[TASK DETAILS]:
Find each line holding "JSON" and copy it out.

* START MATERIAL FOR THE TASK *

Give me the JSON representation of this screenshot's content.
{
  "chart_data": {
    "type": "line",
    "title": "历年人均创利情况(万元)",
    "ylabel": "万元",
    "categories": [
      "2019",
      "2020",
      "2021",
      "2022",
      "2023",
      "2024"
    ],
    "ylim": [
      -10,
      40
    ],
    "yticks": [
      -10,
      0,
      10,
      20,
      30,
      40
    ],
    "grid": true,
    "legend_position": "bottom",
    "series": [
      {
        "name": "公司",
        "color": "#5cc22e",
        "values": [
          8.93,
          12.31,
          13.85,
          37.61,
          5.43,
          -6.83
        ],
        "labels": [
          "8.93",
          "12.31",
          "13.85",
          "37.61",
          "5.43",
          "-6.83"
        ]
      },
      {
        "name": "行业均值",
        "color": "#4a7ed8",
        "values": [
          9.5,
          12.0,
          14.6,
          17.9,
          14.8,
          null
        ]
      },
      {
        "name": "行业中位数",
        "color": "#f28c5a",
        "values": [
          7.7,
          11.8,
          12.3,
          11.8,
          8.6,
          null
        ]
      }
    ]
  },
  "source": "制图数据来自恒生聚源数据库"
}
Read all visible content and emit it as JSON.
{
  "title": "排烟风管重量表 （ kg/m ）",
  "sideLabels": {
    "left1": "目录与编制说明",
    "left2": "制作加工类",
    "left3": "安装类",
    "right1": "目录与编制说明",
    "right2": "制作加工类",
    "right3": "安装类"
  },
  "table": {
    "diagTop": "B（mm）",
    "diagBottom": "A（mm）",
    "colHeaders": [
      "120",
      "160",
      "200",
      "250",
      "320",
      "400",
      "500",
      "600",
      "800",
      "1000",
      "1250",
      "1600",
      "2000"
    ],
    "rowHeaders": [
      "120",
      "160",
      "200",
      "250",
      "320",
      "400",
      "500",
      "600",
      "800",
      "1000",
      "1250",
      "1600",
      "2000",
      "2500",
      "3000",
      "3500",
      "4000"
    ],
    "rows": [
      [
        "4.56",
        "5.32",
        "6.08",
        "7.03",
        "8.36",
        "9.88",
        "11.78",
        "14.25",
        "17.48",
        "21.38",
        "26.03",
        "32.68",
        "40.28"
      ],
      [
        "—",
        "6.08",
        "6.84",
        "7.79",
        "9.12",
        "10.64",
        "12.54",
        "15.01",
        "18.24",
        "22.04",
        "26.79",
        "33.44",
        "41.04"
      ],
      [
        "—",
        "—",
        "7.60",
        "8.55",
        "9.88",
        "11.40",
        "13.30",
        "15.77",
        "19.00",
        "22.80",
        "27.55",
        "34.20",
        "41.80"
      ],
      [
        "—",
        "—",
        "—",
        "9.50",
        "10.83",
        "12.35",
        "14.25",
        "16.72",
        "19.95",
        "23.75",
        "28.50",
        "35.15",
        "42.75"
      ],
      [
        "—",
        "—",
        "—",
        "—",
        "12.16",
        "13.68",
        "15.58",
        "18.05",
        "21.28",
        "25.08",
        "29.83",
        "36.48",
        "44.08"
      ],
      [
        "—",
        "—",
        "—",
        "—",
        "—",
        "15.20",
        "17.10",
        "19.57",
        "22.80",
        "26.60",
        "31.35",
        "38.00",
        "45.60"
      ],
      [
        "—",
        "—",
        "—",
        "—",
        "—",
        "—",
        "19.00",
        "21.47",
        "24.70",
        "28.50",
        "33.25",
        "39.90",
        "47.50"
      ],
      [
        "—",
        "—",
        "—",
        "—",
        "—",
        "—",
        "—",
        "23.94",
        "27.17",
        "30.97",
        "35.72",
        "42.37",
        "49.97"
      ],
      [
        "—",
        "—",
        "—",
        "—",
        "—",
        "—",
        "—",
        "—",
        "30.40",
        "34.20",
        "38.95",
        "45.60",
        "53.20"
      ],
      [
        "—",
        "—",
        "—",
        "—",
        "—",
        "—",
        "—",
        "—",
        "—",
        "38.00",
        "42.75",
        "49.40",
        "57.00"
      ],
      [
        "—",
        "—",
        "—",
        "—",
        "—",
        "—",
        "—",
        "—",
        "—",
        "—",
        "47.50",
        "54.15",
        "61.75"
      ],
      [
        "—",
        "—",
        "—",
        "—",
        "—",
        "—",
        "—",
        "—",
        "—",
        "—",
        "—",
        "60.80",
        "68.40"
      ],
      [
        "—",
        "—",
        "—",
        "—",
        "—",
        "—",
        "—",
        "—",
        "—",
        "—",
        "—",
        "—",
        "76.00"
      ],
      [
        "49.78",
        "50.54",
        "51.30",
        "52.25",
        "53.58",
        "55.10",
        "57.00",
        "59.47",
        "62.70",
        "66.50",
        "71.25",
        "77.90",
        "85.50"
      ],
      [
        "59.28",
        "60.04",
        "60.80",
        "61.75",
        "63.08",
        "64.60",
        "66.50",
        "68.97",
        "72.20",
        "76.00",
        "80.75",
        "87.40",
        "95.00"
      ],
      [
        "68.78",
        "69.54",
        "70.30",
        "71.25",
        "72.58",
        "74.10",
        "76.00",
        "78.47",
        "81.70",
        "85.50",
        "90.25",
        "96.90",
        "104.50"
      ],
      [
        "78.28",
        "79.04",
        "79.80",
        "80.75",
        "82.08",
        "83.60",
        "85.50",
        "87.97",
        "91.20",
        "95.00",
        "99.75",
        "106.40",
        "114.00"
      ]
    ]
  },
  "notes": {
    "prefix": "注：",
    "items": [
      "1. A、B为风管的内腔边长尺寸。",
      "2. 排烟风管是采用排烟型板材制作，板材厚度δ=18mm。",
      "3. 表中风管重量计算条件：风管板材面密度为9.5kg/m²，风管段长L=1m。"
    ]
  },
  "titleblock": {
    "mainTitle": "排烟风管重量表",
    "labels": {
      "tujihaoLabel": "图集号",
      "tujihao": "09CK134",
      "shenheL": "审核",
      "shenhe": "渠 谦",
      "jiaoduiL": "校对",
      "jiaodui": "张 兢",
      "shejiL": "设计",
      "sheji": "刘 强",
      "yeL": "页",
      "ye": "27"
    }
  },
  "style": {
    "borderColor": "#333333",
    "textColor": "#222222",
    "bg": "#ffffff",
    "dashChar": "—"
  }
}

* END MATERIAL FOR THE TASK *

[RESULT]:
Give me the JSON representation of this screenshot's content.
Read all visible content and emit it as JSON.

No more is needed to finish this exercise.